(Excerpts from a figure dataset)
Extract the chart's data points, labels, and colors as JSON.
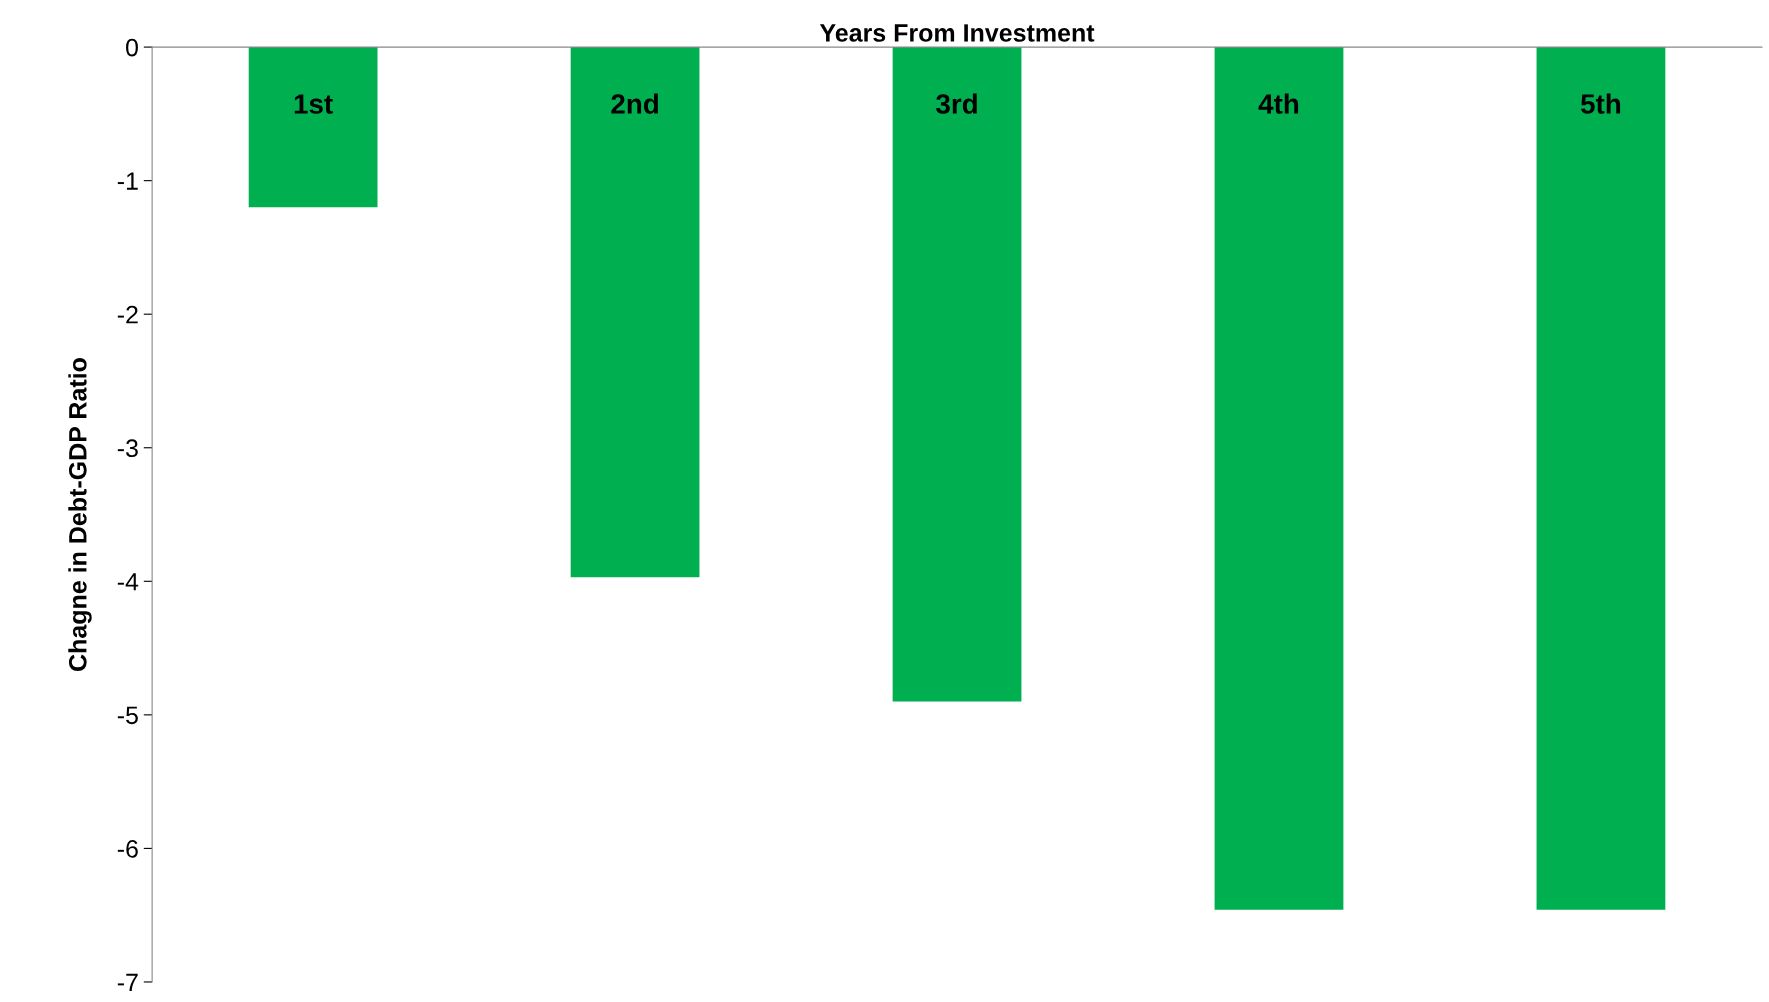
{
  "chart_data": {
    "type": "bar",
    "xlabel": "Years From Investment",
    "ylabel": "Chagne in Debt-GDP Ratio",
    "categories": [
      "1st",
      "2nd",
      "3rd",
      "4th",
      "5th"
    ],
    "values": [
      -1.2,
      -3.97,
      -4.9,
      -6.46,
      -6.46
    ],
    "color": "#00b050",
    "ylim": [
      -7,
      0
    ],
    "yticks": [
      -7,
      -6,
      -5,
      -4,
      -3,
      -2,
      -1,
      0
    ],
    "grid": false,
    "legend": false
  }
}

## Task instructions:
Reproduce the entries exactly. Do not carry over any picture.

## Written answer:
Extract the chart's data points, labels, and colors as JSON.
{
  "chart_data": {
    "type": "bar",
    "xlabel": "Years From Investment",
    "ylabel": "Chagne in Debt-GDP Ratio",
    "categories": [
      "1st",
      "2nd",
      "3rd",
      "4th",
      "5th"
    ],
    "values": [
      -1.2,
      -3.97,
      -4.9,
      -6.46,
      -6.46
    ],
    "color": "#00b050",
    "ylim": [
      -7,
      0
    ],
    "yticks": [
      -7,
      -6,
      -5,
      -4,
      -3,
      -2,
      -1,
      0
    ],
    "grid": false,
    "legend": false
  }
}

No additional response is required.